▶ _Required task_: From the listing that follows, output everything exactly except the pictures.

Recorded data
□ □ □

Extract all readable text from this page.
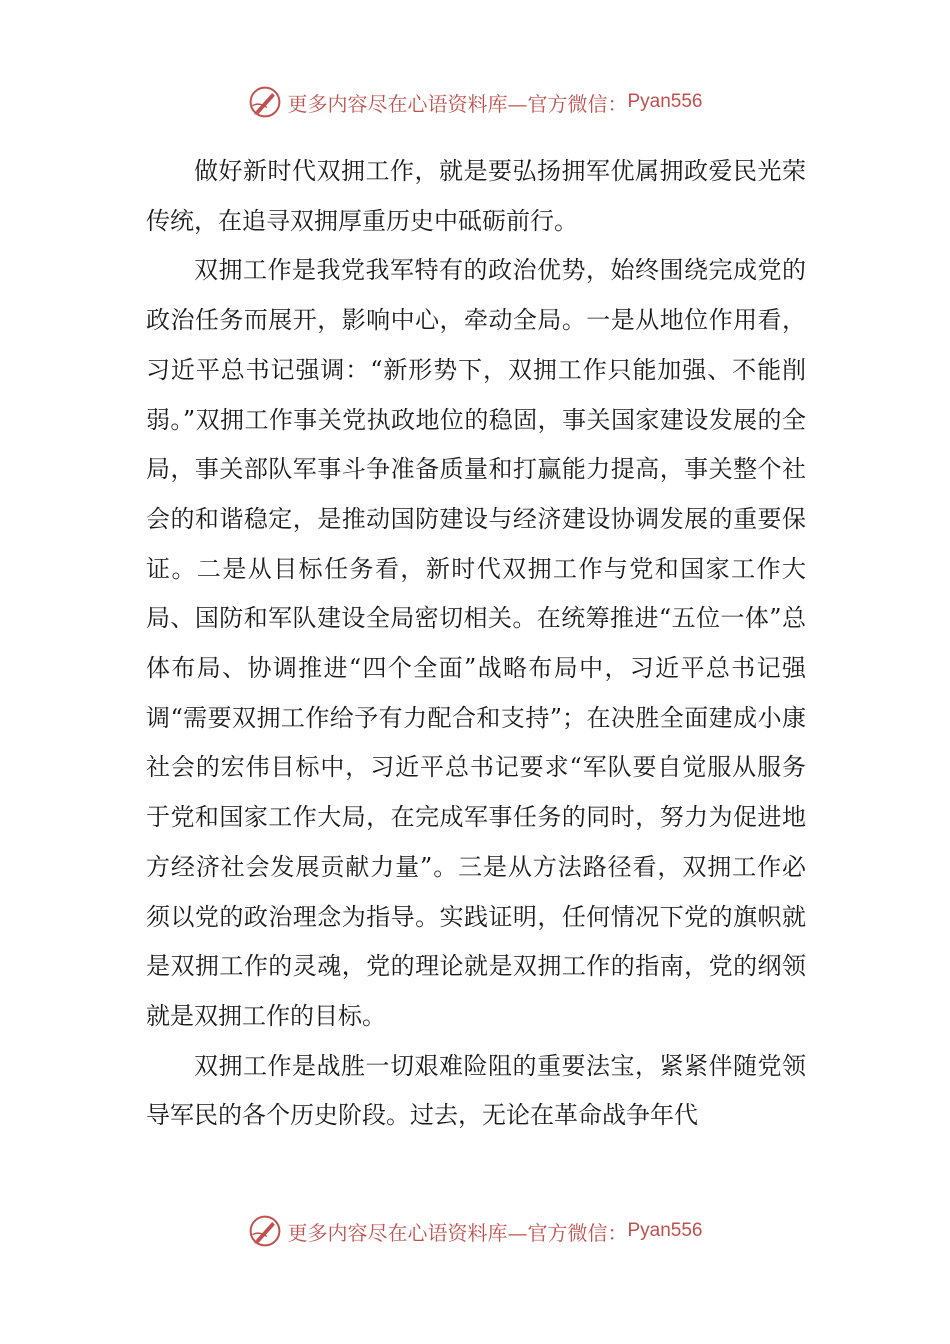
更多内容尽在心语资料库—官方微信： Pyan556

做好新时代双拥工作，就是要弘扬拥军优属拥政爱民光荣传统，在追寻双拥厚重历史中砥砺前行。

双拥工作是我党我军特有的政治优势，始终围绕完成党的政治任务而展开，影响中心，牵动全局。一是从地位作用看，习近平总书记强调：“新形势下，双拥工作只能加强、不能削弱。”双拥工作事关党执政地位的稳固，事关国家建设发展的全局，事关部队军事斗争准备质量和打赢能力提高，事关整个社会的和谐稳定，是推动国防建设与经济建设协调发展的重要保证。二是从目标任务看，新时代双拥工作与党和国家工作大局、国防和军队建设全局密切相关。在统筹推进“五位一体”总体布局、协调推进“四个全面”战略布局中，习近平总书记强调“需要双拥工作给予有力配合和支持”；在决胜全面建成小康社会的宏伟目标中，习近平总书记要求“军队要自觉服从服务于党和国家工作大局，在完成军事任务的同时，努力为促进地方经济社会发展贡献力量”。三是从方法路径看，双拥工作必须以党的政治理念为指导。实践证明，任何情况下党的旗帜就是双拥工作的灵魂，党的理论就是双拥工作的指南，党的纲领就是双拥工作的目标。

双拥工作是战胜一切艰难险阻的重要法宝，紧紧伴随党领导军民的各个历史阶段。过去，无论在革命战争年代

更多内容尽在心语资料库—官方微信： Pyan556
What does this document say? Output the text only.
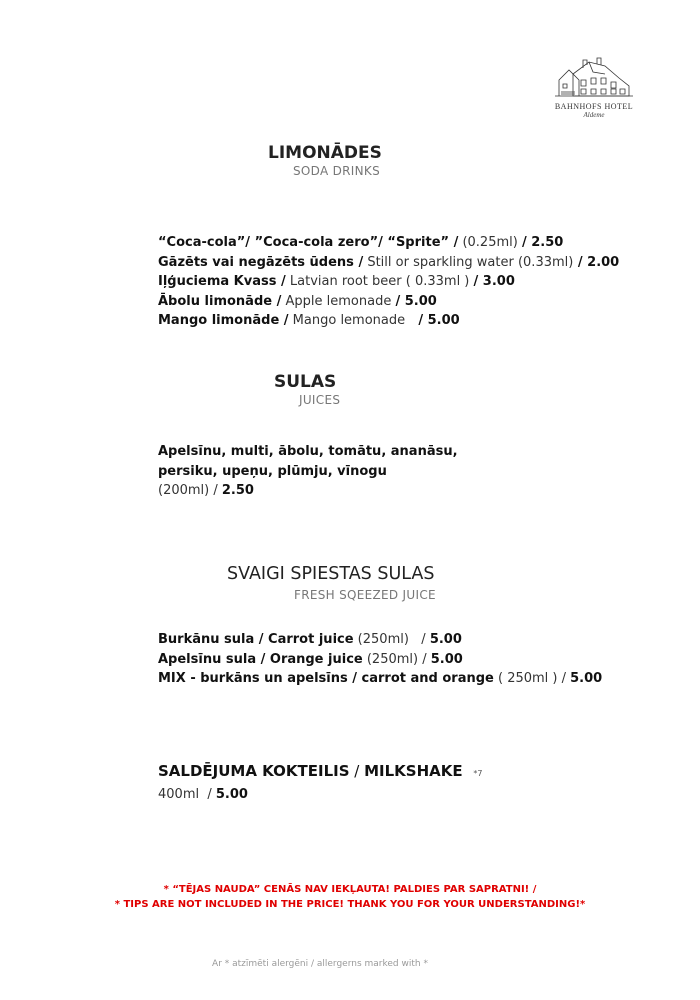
BAHNHOFS HOTEL
Aldeme
LIMONĀDES
SODA DRINKS
“Coca-cola”/ ”Coca-cola zero”/ “Sprite” / (0.25ml) / 2.50
Gāzēts vai negāzēts ūdens / Still or sparkling water (0.33ml) / 2.00
Iļģuciema Kvass / Latvian root beer ( 0.33ml ) / 3.00
Ābolu limonāde / Apple lemonade / 5.00
Mango limonāde / Mango lemonade   / 5.00
SULAS
JUICES
Apelsīnu, multi, ābolu, tomātu, ananāsu,
persiku, upeņu, plūmju, vīnogu
(200ml) / 2.50
SVAIGI SPIESTAS SULAS
FRESH SQEEZED JUICE
Burkānu sula / Carrot juice (250ml)   / 5.00
Apelsīnu sula / Orange juice (250ml) / 5.00
MIX - burkāns un apelsīns / carrot and orange ( 250ml ) / 5.00
SALDĒJUMA KOKTEILIS / MILKSHAKE *7
400ml  / 5.00
* “TĒJAS NAUDA” CENĀS NAV IEKĻAUTA! PALDIES PAR SAPRATNI! /
* TIPS ARE NOT INCLUDED IN THE PRICE! THANK YOU FOR YOUR UNDERSTANDING!*
Ar * atzīmēti alergēni / allergerns marked with *
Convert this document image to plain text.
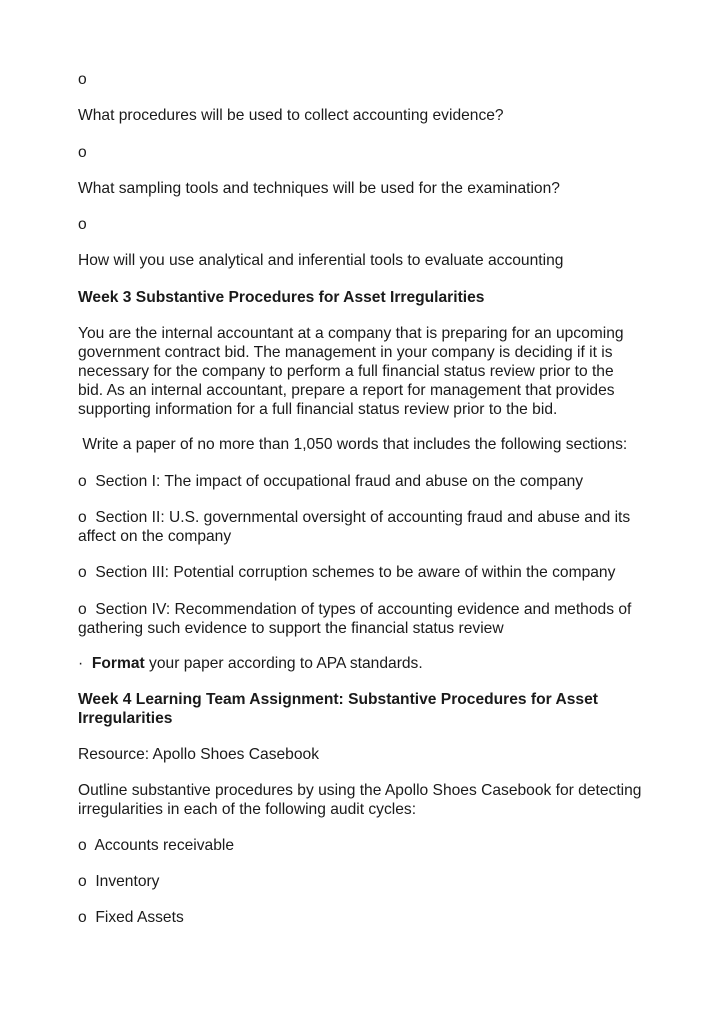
o

What procedures will be used to collect accounting evidence?

o

What sampling tools and techniques will be used for the examination?

o

How will you use analytical and inferential tools to evaluate accounting

Week 3 Substantive Procedures for Asset Irregularities

You are the internal accountant at a company that is preparing for an upcoming
government contract bid. The management in your company is deciding if it is
necessary for the company to perform a full financial status review prior to the
bid. As an internal accountant, prepare a report for management that provides
supporting information for a full financial status review prior to the bid.

Write a paper of no more than 1,050 words that includes the following sections:

o  Section I: The impact of occupational fraud and abuse on the company

o  Section II: U.S. governmental oversight of accounting fraud and abuse and its
affect on the company

o  Section III: Potential corruption schemes to be aware of within the company

o  Section IV: Recommendation of types of accounting evidence and methods of
gathering such evidence to support the financial status review

·  Format your paper according to APA standards.

Week 4 Learning Team Assignment: Substantive Procedures for Asset
Irregularities

Resource: Apollo Shoes Casebook

Outline substantive procedures by using the Apollo Shoes Casebook for detecting
irregularities in each of the following audit cycles:

o  Accounts receivable

o  Inventory

o  Fixed Assets
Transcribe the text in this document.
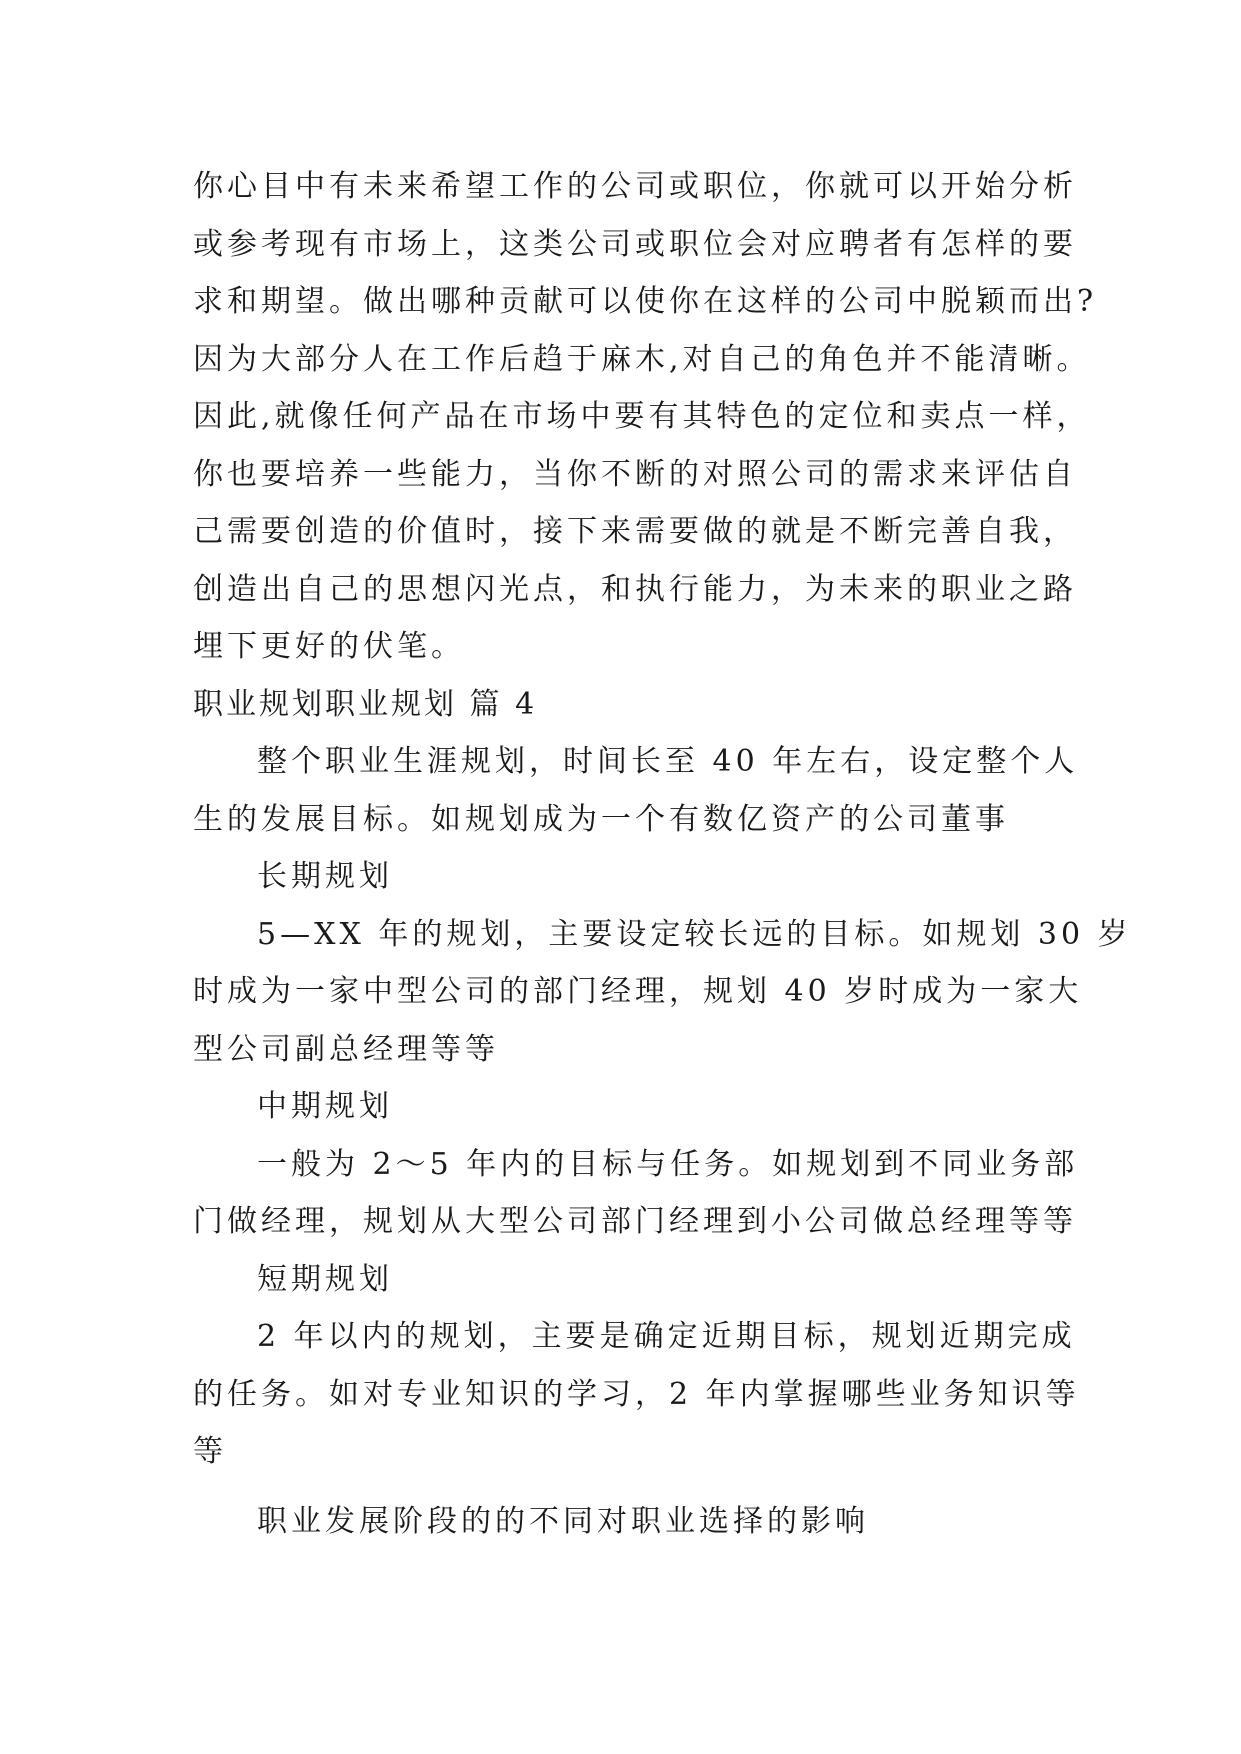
你心目中有未来希望工作的公司或职位，你就可以开始分析
或参考现有市场上，这类公司或职位会对应聘者有怎样的要
求和期望。做出哪种贡献可以使你在这样的公司中脱颖而出?
因为大部分人在工作后趋于麻木,对自己的角色并不能清晰。
因此,就像任何产品在市场中要有其特色的定位和卖点一样，
你也要培养一些能力，当你不断的对照公司的需求来评估自
己需要创造的价值时，接下来需要做的就是不断完善自我，
创造出自己的思想闪光点，和执行能力，为未来的职业之路
埋下更好的伏笔。
职业规划职业规划 篇 4
整个职业生涯规划，时间长至 40 年左右，设定整个人
生的发展目标。如规划成为一个有数亿资产的公司董事
长期规划
5—XX 年的规划，主要设定较长远的目标。如规划 30 岁
时成为一家中型公司的部门经理，规划 40 岁时成为一家大
型公司副总经理等等
中期规划
一般为 2～5 年内的目标与任务。如规划到不同业务部
门做经理，规划从大型公司部门经理到小公司做总经理等等
短期规划
2 年以内的规划，主要是确定近期目标，规划近期完成
的任务。如对专业知识的学习，2 年内掌握哪些业务知识等
等
职业发展阶段的的不同对职业选择的影响
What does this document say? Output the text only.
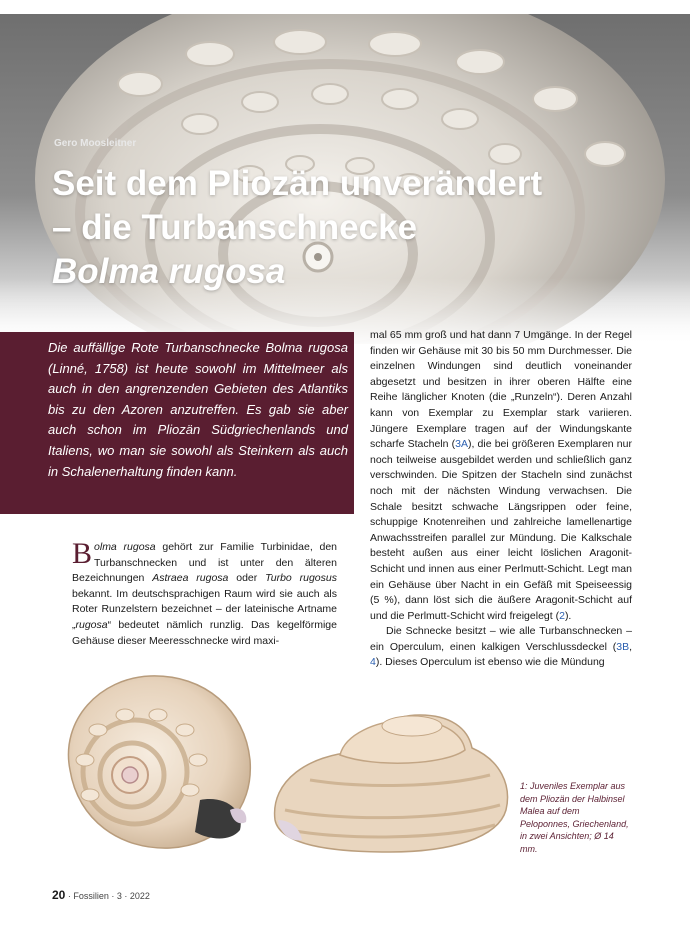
Gero Moosleitner
Seit dem Pliozän unverändert
– die Turbanschnecke
Bolma rugosa

Die auffällige Rote Turbanschnecke Bolma rugosa (Linné, 1758) ist heute sowohl im Mittelmeer als auch in den angrenzenden Gebieten des Atlantiks bis zu den Azoren anzutreffen. Es gab sie aber auch schon im Pliozän Südgriechenlands und Italiens, wo man sie sowohl als Steinkern als auch in Schalenerhaltung finden kann.

Bolma rugosa gehört zur Familie Turbinidae, den Turbanschnecken und ist unter den älteren Bezeichnungen Astraea rugosa oder Turbo rugosus bekannt. Im deutschsprachigen Raum wird sie auch als Roter Runzelstern bezeichnet – der lateinische Artname „rugosa“ bedeutet nämlich runzlig. Das kegelförmige Gehäuse dieser Meeresschnecke wird maxi-

mal 65 mm groß und hat dann 7 Umgänge. In der Regel finden wir Gehäuse mit 30 bis 50 mm Durchmesser. Die einzelnen Windungen sind deutlich voneinander abgesetzt und besitzen in ihrer oberen Hälfte eine Reihe länglicher Knoten (die „Runzeln“). Deren Anzahl kann von Exemplar zu Exemplar stark variieren. Jüngere Exemplare tragen auf der Windungskante scharfe Stacheln (3A), die bei größeren Exemplaren nur noch teilweise ausgebildet werden und schließlich ganz verschwinden. Die Spitzen der Stacheln sind zunächst noch mit der nächsten Windung verwachsen. Die Schale besitzt schwache Längsrippen oder feine, schuppige Knotenreihen und zahlreiche lamellenartige Anwachsstreifen parallel zur Mündung. Die Kalkschale besteht außen aus einer leicht löslichen Aragonit-Schicht und innen aus einer Perlmutt-Schicht. Legt man ein Gehäuse über Nacht in ein Gefäß mit Speiseessig (5 %), dann löst sich die äußere Aragonit-Schicht auf und die Perlmutt-Schicht wird freigelegt (2).

Die Schnecke besitzt – wie alle Turbanschnecken – ein Operculum, einen kalkigen Verschlussdeckel (3B, 4). Dieses Operculum ist ebenso wie die Mündung

1: Juveniles Exemplar aus dem Pliozän der Halbinsel Malea auf dem Peloponnes, Griechenland, in zwei Ansichten; Ø 14 mm.
20 · Fossilien · 3 · 2022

□ □ □

▶ _Problem solution_:
Extract all readable text from this page.
更多内容尽在心语资料库—官方微信： Pyan556

做好新时代双拥工作，就是要弘扬拥军优属拥政爱民光荣传统，在追寻双拥厚重历史中砥砺前行。

双拥工作是我党我军特有的政治优势，始终围绕完成党的政治任务而展开，影响中心，牵动全局。一是从地位作用看，习近平总书记强调：“新形势下，双拥工作只能加强、不能削弱。”双拥工作事关党执政地位的稳固，事关国家建设发展的全局，事关部队军事斗争准备质量和打赢能力提高，事关整个社会的和谐稳定，是推动国防建设与经济建设协调发展的重要保证。二是从目标任务看，新时代双拥工作与党和国家工作大局、国防和军队建设全局密切相关。在统筹推进“五位一体”总体布局、协调推进“四个全面”战略布局中，习近平总书记强调“需要双拥工作给予有力配合和支持”；在决胜全面建成小康社会的宏伟目标中，习近平总书记要求“军队要自觉服从服务于党和国家工作大局，在完成军事任务的同时，努力为促进地方经济社会发展贡献力量”。三是从方法路径看，双拥工作必须以党的政治理念为指导。实践证明，任何情况下党的旗帜就是双拥工作的灵魂，党的理论就是双拥工作的指南，党的纲领就是双拥工作的目标。

双拥工作是战胜一切艰难险阻的重要法宝，紧紧伴随党领导军民的各个历史阶段。过去，无论在革命战争年代

更多内容尽在心语资料库—官方微信： Pyan556
What does this document say? Output the text only.
BAHNHOFS HOTEL
Aldeme
LIMONĀDES
SODA DRINKS
“Coca-cola”/ ”Coca-cola zero”/ “Sprite” / (0.25ml) / 2.50
Gāzēts vai negāzēts ūdens / Still or sparkling water (0.33ml) / 2.00
Iļģuciema Kvass / Latvian root beer ( 0.33ml ) / 3.00
Ābolu limonāde / Apple lemonade / 5.00
Mango limonāde / Mango lemonade   / 5.00
SULAS
JUICES
Apelsīnu, multi, ābolu, tomātu, ananāsu,
persiku, upeņu, plūmju, vīnogu
(200ml) / 2.50
SVAIGI SPIESTAS SULAS
FRESH SQEEZED JUICE
Burkānu sula / Carrot juice (250ml)   / 5.00
Apelsīnu sula / Orange juice (250ml) / 5.00
MIX - burkāns un apelsīns / carrot and orange ( 250ml ) / 5.00
SALDĒJUMA KOKTEILIS / MILKSHAKE *7
400ml  / 5.00
* “TĒJAS NAUDA” CENĀS NAV IEKĻAUTA! PALDIES PAR SAPRATNI! /
* TIPS ARE NOT INCLUDED IN THE PRICE! THANK YOU FOR YOUR UNDERSTANDING!*
Ar * atzīmēti alergēni / allergerns marked with *
Convert this document image to plain text.
o

What procedures will be used to collect accounting evidence?

o

What sampling tools and techniques will be used for the examination?

o

How will you use analytical and inferential tools to evaluate accounting

Week 3 Substantive Procedures for Asset Irregularities

You are the internal accountant at a company that is preparing for an upcoming
government contract bid. The management in your company is deciding if it is
necessary for the company to perform a full financial status review prior to the
bid. As an internal accountant, prepare a report for management that provides
supporting information for a full financial status review prior to the bid.

Write a paper of no more than 1,050 words that includes the following sections:

o  Section I: The impact of occupational fraud and abuse on the company

o  Section II: U.S. governmental oversight of accounting fraud and abuse and its
affect on the company

o  Section III: Potential corruption schemes to be aware of within the company

o  Section IV: Recommendation of types of accounting evidence and methods of
gathering such evidence to support the financial status review

·  Format your paper according to APA standards.

Week 4 Learning Team Assignment: Substantive Procedures for Asset
Irregularities

Resource: Apollo Shoes Casebook

Outline substantive procedures by using the Apollo Shoes Casebook for detecting
irregularities in each of the following audit cycles:

o  Accounts receivable

o  Inventory

o  Fixed Assets
Transcribe the text in this document.
你心目中有未来希望工作的公司或职位，你就可以开始分析
或参考现有市场上，这类公司或职位会对应聘者有怎样的要
求和期望。做出哪种贡献可以使你在这样的公司中脱颖而出?
因为大部分人在工作后趋于麻木,对自己的角色并不能清晰。
因此,就像任何产品在市场中要有其特色的定位和卖点一样，
你也要培养一些能力，当你不断的对照公司的需求来评估自
己需要创造的价值时，接下来需要做的就是不断完善自我，
创造出自己的思想闪光点，和执行能力，为未来的职业之路
埋下更好的伏笔。
职业规划职业规划 篇 4
整个职业生涯规划，时间长至 40 年左右，设定整个人
生的发展目标。如规划成为一个有数亿资产的公司董事
长期规划
5—XX 年的规划，主要设定较长远的目标。如规划 30 岁
时成为一家中型公司的部门经理，规划 40 岁时成为一家大
型公司副总经理等等
中期规划
一般为 2～5 年内的目标与任务。如规划到不同业务部
门做经理，规划从大型公司部门经理到小公司做总经理等等
短期规划
2 年以内的规划，主要是确定近期目标，规划近期完成
的任务。如对专业知识的学习，2 年内掌握哪些业务知识等
等
职业发展阶段的的不同对职业选择的影响
What does this document say? Output the text only.
Gero Moosleitner
Seit dem Pliozän unverändert
– die Turbanschnecke
Bolma rugosa

Die auffällige Rote Turbanschnecke Bolma rugosa (Linné, 1758) ist heute sowohl im Mittelmeer als auch in den angrenzenden Gebieten des Atlantiks bis zu den Azoren anzutreffen. Es gab sie aber auch schon im Pliozän Südgriechenlands und Italiens, wo man sie sowohl als Steinkern als auch in Schalenerhaltung finden kann.

Bolma rugosa gehört zur Familie Turbinidae, den Turbanschnecken und ist unter den älteren Bezeichnungen Astraea rugosa oder Turbo rugosus bekannt. Im deutschsprachigen Raum wird sie auch als Roter Runzelstern bezeichnet – der lateinische Artname „rugosa“ bedeutet nämlich runzlig. Das kegelförmige Gehäuse dieser Meeresschnecke wird maxi-

mal 65 mm groß und hat dann 7 Umgänge. In der Regel finden wir Gehäuse mit 30 bis 50 mm Durchmesser. Die einzelnen Windungen sind deutlich voneinander abgesetzt und besitzen in ihrer oberen Hälfte eine Reihe länglicher Knoten (die „Runzeln“). Deren Anzahl kann von Exemplar zu Exemplar stark variieren. Jüngere Exemplare tragen auf der Windungskante scharfe Stacheln (3A), die bei größeren Exemplaren nur noch teilweise ausgebildet werden und schließlich ganz verschwinden. Die Spitzen der Stacheln sind zunächst noch mit der nächsten Windung verwachsen. Die Schale besitzt schwache Längsrippen oder feine, schuppige Knotenreihen und zahlreiche lamellenartige Anwachsstreifen parallel zur Mündung. Die Kalkschale besteht außen aus einer leicht löslichen Aragonit-Schicht und innen aus einer Perlmutt-Schicht. Legt man ein Gehäuse über Nacht in ein Gefäß mit Speiseessig (5 %), dann löst sich die äußere Aragonit-Schicht auf und die Perlmutt-Schicht wird freigelegt (2).

Die Schnecke besitzt – wie alle Turbanschnecken – ein Operculum, einen kalkigen Verschlussdeckel (3B, 4). Dieses Operculum ist ebenso wie die Mündung

1: Juveniles Exemplar aus dem Pliozän der Halbinsel Malea auf dem Peloponnes, Griechenland, in zwei Ansichten; Ø 14 mm.
20 · Fossilien · 3 · 2022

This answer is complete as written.